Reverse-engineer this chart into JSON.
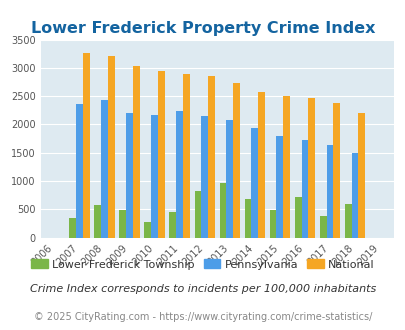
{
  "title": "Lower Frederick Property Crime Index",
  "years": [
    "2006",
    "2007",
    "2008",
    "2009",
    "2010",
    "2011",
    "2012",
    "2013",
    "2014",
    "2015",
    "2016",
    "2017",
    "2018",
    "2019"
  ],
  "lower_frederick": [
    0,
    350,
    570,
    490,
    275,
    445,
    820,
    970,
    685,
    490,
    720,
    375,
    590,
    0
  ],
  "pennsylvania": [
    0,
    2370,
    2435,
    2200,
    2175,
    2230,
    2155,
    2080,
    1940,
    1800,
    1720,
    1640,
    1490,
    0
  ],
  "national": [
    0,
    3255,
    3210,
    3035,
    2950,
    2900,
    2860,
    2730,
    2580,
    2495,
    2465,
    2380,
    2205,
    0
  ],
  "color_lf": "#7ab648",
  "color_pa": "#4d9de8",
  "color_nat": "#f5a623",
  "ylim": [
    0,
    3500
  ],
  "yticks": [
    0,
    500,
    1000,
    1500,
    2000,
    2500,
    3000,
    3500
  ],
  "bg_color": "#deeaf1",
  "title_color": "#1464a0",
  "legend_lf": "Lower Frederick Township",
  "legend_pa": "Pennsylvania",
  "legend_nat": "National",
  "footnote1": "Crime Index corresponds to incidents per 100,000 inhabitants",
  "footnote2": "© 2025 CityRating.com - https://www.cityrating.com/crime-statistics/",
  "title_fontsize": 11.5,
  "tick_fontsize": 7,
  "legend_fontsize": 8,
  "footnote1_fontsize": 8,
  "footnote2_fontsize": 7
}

+++

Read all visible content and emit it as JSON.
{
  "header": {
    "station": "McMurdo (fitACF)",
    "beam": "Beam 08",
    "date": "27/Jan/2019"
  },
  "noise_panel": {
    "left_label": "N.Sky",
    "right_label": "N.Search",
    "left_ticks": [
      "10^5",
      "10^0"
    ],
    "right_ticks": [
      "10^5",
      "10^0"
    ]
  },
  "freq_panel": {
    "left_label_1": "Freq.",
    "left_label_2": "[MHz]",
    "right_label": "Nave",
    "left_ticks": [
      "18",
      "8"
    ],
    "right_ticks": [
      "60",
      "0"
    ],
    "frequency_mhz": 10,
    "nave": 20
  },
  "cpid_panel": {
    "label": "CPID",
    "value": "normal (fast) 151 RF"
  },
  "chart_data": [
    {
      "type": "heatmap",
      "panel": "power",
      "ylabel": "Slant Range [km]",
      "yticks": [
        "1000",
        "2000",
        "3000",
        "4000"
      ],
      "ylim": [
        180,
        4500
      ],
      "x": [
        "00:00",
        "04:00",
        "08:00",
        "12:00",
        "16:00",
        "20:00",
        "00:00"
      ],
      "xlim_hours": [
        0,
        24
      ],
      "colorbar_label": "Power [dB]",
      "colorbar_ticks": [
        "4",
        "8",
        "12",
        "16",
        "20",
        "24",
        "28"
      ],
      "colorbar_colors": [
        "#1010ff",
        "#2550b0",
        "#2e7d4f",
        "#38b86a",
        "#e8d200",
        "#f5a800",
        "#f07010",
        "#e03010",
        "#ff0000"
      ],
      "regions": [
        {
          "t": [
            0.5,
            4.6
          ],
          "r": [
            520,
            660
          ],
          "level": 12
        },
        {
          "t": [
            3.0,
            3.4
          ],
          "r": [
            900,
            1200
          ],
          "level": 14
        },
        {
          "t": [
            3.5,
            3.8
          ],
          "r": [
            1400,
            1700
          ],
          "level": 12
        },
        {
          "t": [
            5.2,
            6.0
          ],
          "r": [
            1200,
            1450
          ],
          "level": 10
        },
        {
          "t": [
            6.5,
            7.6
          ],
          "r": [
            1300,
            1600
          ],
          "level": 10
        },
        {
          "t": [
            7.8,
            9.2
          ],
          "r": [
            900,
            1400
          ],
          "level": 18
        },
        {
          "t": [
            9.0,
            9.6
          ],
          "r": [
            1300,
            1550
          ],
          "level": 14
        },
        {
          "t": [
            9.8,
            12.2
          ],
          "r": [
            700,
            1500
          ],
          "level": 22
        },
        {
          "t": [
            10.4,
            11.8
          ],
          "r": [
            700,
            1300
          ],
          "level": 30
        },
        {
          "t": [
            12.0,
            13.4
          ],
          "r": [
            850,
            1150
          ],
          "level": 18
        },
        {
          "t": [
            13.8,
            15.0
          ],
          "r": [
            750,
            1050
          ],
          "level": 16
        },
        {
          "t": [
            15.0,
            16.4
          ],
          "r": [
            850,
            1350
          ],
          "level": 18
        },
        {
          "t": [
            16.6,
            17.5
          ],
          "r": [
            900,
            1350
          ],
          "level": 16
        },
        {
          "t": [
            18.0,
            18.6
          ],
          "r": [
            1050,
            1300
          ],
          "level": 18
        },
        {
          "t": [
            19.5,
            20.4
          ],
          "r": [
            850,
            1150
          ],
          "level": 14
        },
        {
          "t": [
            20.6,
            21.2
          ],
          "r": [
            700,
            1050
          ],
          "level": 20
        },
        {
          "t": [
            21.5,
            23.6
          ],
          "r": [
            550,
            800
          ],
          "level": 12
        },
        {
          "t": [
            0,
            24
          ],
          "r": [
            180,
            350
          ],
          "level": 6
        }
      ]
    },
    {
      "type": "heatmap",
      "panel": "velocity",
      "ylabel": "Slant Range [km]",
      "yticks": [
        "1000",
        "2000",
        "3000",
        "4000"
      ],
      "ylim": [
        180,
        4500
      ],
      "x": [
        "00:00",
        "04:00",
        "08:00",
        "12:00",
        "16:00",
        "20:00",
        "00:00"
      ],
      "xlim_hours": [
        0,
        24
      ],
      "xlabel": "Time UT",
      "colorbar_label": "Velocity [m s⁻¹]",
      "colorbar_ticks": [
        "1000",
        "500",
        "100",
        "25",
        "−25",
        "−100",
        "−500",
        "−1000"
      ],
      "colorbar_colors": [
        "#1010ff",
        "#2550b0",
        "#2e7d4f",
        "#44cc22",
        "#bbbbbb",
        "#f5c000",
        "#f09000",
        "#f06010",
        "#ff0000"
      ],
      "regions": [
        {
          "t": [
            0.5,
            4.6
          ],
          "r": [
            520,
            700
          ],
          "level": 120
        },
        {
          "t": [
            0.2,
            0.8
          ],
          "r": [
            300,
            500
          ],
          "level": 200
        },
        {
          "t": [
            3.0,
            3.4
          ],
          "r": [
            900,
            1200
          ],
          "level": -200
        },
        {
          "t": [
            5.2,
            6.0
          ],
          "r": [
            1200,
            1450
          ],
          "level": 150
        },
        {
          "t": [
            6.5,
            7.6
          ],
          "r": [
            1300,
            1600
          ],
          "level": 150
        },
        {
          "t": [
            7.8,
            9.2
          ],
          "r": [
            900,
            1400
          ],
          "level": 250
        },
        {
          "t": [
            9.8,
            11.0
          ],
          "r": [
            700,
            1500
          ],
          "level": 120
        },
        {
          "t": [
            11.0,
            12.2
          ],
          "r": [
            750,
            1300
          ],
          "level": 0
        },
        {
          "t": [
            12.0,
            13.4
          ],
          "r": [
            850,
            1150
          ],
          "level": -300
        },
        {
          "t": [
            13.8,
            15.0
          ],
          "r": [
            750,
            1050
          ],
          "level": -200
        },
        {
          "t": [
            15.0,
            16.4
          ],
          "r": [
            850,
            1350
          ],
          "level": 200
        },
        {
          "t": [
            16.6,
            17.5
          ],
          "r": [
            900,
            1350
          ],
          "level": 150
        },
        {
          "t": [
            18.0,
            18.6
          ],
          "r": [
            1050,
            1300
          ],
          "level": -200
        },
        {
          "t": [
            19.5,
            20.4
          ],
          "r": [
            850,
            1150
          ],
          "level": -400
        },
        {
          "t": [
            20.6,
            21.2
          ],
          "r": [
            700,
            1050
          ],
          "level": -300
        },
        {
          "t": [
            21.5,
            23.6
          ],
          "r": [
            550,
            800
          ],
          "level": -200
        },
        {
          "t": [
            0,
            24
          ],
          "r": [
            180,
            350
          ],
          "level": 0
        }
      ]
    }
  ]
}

+++

WHAT YOU WILL DO | Which lines hold the word "Index"? Copy every one of them.

EXERCISE ANSWER |
  "title": "Lower Frederick Property Crime Index",
  "footnote1": "Crime Index corresponds to incidents per 100,000 inhabitants",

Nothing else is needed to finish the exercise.